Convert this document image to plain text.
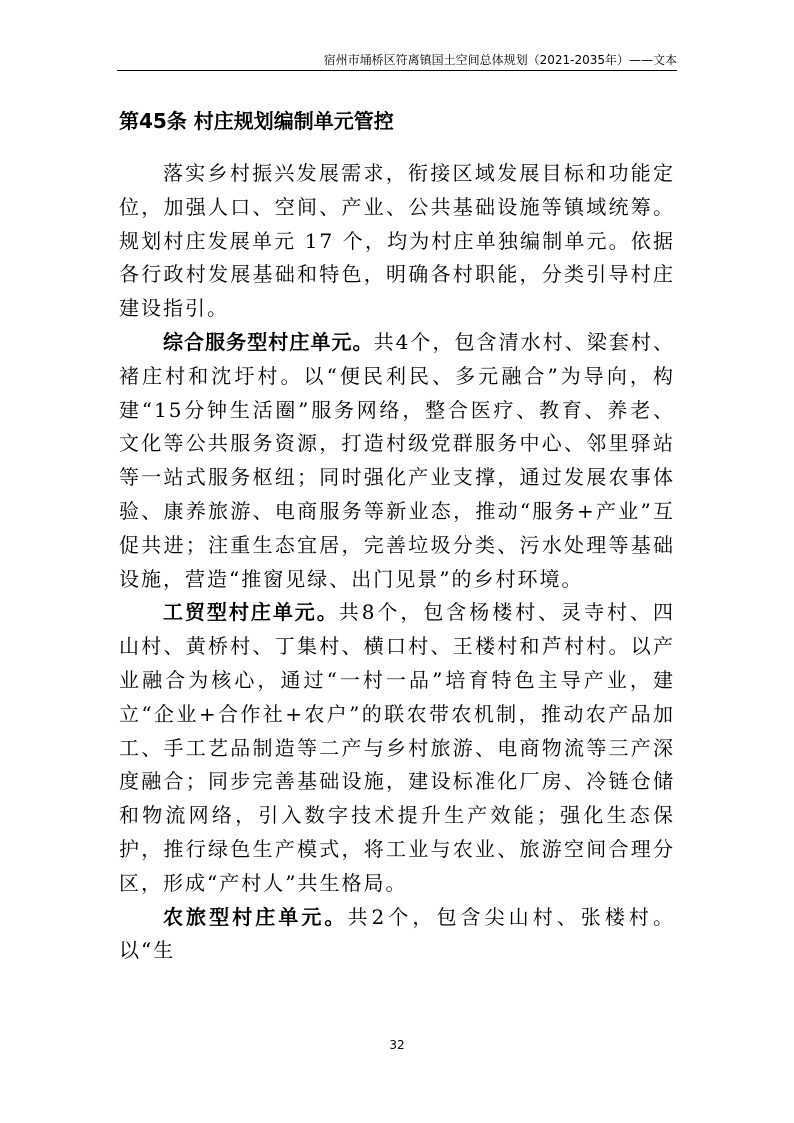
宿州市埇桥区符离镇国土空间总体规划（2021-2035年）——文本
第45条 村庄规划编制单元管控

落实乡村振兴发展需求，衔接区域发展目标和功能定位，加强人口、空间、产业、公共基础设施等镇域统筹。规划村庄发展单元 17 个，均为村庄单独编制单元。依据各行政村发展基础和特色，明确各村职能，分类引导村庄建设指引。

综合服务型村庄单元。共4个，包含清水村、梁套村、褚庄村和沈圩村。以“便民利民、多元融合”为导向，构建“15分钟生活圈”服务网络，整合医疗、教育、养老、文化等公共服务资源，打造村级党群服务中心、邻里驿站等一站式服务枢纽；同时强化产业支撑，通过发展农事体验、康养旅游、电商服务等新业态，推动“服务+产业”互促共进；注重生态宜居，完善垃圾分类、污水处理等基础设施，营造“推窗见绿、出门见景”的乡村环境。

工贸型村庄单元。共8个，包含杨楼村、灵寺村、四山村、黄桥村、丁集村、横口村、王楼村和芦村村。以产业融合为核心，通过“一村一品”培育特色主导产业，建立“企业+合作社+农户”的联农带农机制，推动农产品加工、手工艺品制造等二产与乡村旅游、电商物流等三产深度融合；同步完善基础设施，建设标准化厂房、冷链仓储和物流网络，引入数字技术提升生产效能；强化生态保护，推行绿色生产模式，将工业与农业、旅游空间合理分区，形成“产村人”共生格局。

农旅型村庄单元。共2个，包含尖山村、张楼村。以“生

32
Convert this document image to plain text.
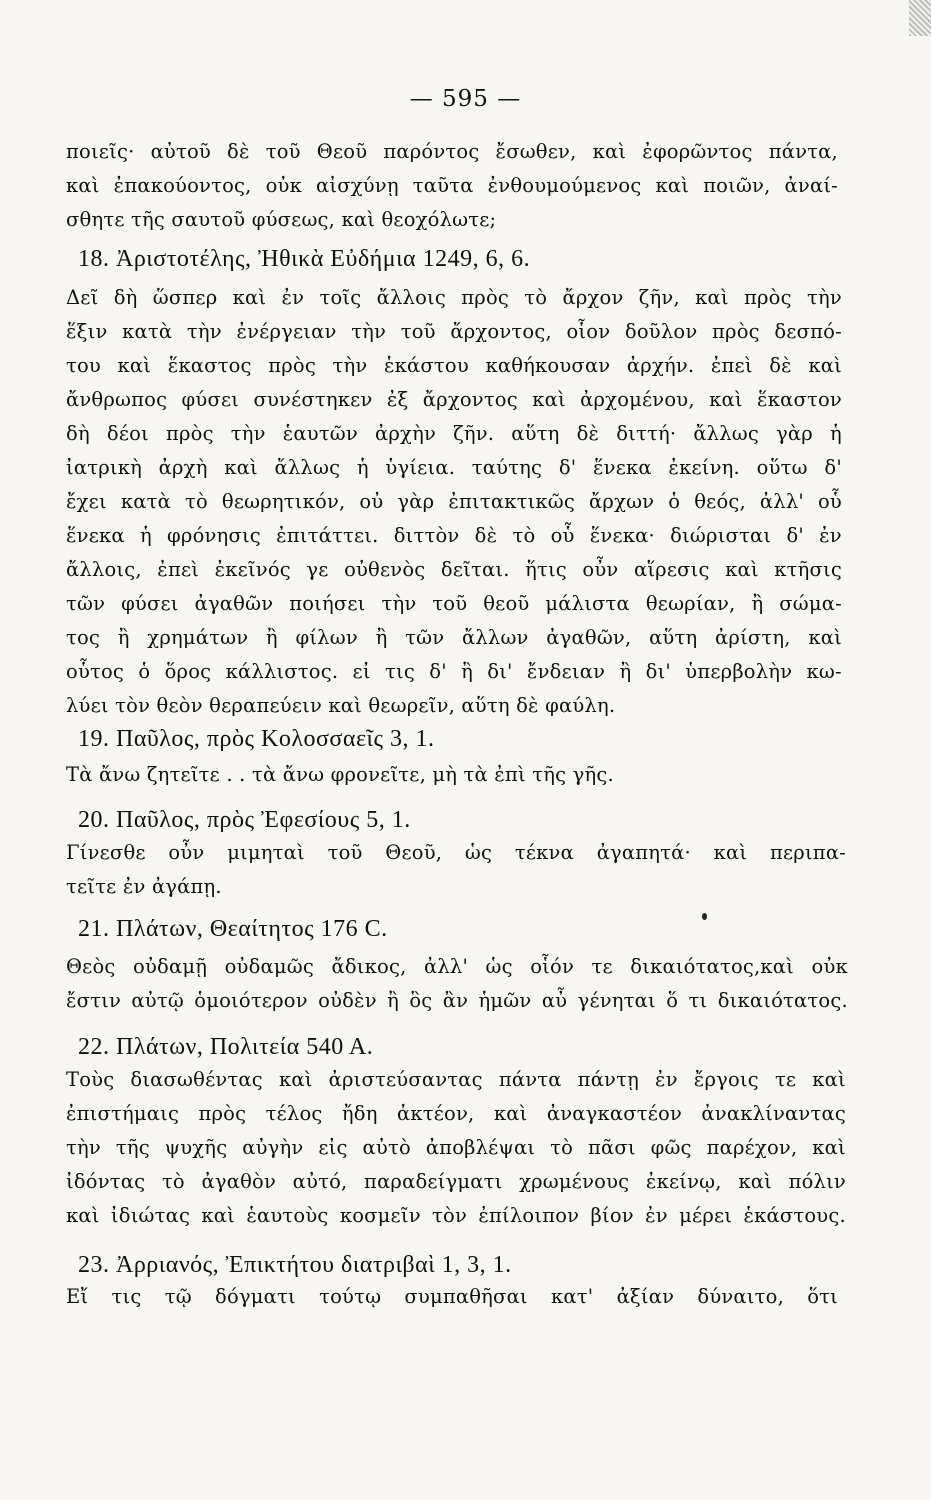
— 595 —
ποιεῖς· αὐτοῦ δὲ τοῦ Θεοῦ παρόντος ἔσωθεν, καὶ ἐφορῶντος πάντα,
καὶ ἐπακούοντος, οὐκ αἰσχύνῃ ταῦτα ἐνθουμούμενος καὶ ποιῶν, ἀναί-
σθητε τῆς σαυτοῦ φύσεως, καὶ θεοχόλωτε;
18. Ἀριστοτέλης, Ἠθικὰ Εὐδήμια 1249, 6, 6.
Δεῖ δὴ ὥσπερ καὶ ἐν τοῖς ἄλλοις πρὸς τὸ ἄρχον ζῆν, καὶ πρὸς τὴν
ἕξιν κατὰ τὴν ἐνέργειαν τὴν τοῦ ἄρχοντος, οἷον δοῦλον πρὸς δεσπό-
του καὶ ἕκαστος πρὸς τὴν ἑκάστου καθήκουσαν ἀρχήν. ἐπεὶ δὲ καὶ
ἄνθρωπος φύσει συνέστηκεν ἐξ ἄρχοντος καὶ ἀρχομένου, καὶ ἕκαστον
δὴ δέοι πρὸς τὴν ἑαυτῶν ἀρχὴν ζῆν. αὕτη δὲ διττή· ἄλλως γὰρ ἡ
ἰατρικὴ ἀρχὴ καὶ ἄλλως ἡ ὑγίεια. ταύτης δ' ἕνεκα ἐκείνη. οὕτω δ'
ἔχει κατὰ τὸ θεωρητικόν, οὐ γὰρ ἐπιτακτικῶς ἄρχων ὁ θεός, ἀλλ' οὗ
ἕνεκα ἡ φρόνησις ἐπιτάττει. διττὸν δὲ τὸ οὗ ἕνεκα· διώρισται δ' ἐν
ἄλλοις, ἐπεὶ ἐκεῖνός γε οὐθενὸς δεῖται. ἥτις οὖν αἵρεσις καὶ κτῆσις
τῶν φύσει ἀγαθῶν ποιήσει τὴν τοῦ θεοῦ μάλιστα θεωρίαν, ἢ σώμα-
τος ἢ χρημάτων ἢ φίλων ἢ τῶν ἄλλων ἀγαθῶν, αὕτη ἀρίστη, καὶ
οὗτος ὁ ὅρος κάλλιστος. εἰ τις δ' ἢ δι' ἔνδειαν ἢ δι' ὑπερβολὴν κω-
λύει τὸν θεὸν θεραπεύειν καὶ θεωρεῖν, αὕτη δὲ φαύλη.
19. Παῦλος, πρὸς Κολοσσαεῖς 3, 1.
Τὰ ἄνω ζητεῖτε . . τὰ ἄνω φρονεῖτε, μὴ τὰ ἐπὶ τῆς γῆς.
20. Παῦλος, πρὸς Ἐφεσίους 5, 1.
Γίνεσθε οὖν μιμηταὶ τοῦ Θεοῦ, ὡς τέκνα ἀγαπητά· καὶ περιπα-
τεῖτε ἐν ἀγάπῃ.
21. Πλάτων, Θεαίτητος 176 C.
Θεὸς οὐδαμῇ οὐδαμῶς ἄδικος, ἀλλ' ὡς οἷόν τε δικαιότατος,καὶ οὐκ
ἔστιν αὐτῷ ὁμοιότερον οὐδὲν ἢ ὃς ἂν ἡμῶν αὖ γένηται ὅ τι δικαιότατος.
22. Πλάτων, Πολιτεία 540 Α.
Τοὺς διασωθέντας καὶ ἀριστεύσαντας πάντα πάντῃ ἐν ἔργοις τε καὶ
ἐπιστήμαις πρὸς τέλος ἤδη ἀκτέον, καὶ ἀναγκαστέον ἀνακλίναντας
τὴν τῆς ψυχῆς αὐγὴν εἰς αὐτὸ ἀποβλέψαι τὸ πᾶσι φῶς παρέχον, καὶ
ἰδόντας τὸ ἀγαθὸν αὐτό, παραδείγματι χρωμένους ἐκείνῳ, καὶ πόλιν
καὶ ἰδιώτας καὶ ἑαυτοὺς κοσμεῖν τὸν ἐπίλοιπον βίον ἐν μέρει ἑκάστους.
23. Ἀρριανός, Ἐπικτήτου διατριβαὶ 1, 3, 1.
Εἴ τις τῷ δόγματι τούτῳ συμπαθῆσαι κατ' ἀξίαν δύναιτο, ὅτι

- - - -

* **Problem statement**: Select every line in the material above where the string "ἄλλοις" occurs, and copy it.

* **The result**:
Δεῖ δὴ ὥσπερ καὶ ἐν τοῖς ἄλλοις πρὸς τὸ ἄρχον ζῆν, καὶ πρὸς τὴν
ἄλλοις, ἐπεὶ ἐκεῖνός γε οὐθενὸς δεῖται. ἥτις οὖν αἵρεσις καὶ κτῆσις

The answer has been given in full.